(GIVEN DATA):
/---

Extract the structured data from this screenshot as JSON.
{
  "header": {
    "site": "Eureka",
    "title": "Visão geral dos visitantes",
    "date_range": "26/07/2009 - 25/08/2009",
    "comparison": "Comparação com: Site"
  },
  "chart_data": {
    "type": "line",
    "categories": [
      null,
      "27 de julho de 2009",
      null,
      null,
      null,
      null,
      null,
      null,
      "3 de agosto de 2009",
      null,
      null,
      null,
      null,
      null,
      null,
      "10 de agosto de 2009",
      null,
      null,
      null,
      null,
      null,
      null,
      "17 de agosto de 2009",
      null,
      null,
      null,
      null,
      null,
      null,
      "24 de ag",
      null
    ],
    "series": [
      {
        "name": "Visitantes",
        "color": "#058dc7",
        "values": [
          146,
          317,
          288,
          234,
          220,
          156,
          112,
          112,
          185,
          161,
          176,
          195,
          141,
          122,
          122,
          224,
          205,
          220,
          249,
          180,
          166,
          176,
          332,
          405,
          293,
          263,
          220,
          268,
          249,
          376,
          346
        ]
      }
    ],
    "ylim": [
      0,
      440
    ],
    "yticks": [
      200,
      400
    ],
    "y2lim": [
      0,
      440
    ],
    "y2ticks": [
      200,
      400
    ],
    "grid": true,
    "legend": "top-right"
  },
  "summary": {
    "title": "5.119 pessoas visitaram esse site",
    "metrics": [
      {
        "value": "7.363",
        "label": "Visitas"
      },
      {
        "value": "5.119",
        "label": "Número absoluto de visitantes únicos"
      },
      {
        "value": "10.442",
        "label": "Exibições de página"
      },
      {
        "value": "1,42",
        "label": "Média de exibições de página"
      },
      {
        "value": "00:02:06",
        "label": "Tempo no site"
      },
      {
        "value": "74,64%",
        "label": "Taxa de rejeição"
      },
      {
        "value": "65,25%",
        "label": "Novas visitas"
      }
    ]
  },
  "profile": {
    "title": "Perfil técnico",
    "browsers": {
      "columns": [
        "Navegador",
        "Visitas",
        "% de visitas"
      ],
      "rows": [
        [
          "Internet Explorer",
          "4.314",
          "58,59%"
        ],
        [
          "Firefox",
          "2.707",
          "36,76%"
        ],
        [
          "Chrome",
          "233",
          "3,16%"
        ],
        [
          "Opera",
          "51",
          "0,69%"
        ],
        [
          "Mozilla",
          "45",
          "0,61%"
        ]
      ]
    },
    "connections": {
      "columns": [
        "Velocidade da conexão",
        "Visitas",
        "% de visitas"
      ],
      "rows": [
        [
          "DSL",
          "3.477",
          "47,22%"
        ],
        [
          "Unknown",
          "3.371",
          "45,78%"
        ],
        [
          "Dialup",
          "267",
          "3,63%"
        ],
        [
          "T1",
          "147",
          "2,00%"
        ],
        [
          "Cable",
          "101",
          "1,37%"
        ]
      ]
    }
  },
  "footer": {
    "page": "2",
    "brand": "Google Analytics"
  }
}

\---

(WHAT TO PRODUCE): Copy out each line above, character for character.

(CORRECT OUTPUT):
Extract the structured data from this screenshot as JSON.
{
  "header": {
    "site": "Eureka",
    "title": "Visão geral dos visitantes",
    "date_range": "26/07/2009 - 25/08/2009",
    "comparison": "Comparação com: Site"
  },
  "chart_data": {
    "type": "line",
    "categories": [
      null,
      "27 de julho de 2009",
      null,
      null,
      null,
      null,
      null,
      null,
      "3 de agosto de 2009",
      null,
      null,
      null,
      null,
      null,
      null,
      "10 de agosto de 2009",
      null,
      null,
      null,
      null,
      null,
      null,
      "17 de agosto de 2009",
      null,
      null,
      null,
      null,
      null,
      null,
      "24 de ag",
      null
    ],
    "series": [
      {
        "name": "Visitantes",
        "color": "#058dc7",
        "values": [
          146,
          317,
          288,
          234,
          220,
          156,
          112,
          112,
          185,
          161,
          176,
          195,
          141,
          122,
          122,
          224,
          205,
          220,
          249,
          180,
          166,
          176,
          332,
          405,
          293,
          263,
          220,
          268,
          249,
          376,
          346
        ]
      }
    ],
    "ylim": [
      0,
      440
    ],
    "yticks": [
      200,
      400
    ],
    "y2lim": [
      0,
      440
    ],
    "y2ticks": [
      200,
      400
    ],
    "grid": true,
    "legend": "top-right"
  },
  "summary": {
    "title": "5.119 pessoas visitaram esse site",
    "metrics": [
      {
        "value": "7.363",
        "label": "Visitas"
      },
      {
        "value": "5.119",
        "label": "Número absoluto de visitantes únicos"
      },
      {
        "value": "10.442",
        "label": "Exibições de página"
      },
      {
        "value": "1,42",
        "label": "Média de exibições de página"
      },
      {
        "value": "00:02:06",
        "label": "Tempo no site"
      },
      {
        "value": "74,64%",
        "label": "Taxa de rejeição"
      },
      {
        "value": "65,25%",
        "label": "Novas visitas"
      }
    ]
  },
  "profile": {
    "title": "Perfil técnico",
    "browsers": {
      "columns": [
        "Navegador",
        "Visitas",
        "% de visitas"
      ],
      "rows": [
        [
          "Internet Explorer",
          "4.314",
          "58,59%"
        ],
        [
          "Firefox",
          "2.707",
          "36,76%"
        ],
        [
          "Chrome",
          "233",
          "3,16%"
        ],
        [
          "Opera",
          "51",
          "0,69%"
        ],
        [
          "Mozilla",
          "45",
          "0,61%"
        ]
      ]
    },
    "connections": {
      "columns": [
        "Velocidade da conexão",
        "Visitas",
        "% de visitas"
      ],
      "rows": [
        [
          "DSL",
          "3.477",
          "47,22%"
        ],
        [
          "Unknown",
          "3.371",
          "45,78%"
        ],
        [
          "Dialup",
          "267",
          "3,63%"
        ],
        [
          "T1",
          "147",
          "2,00%"
        ],
        [
          "Cable",
          "101",
          "1,37%"
        ]
      ]
    }
  },
  "footer": {
    "page": "2",
    "brand": "Google Analytics"
  }
}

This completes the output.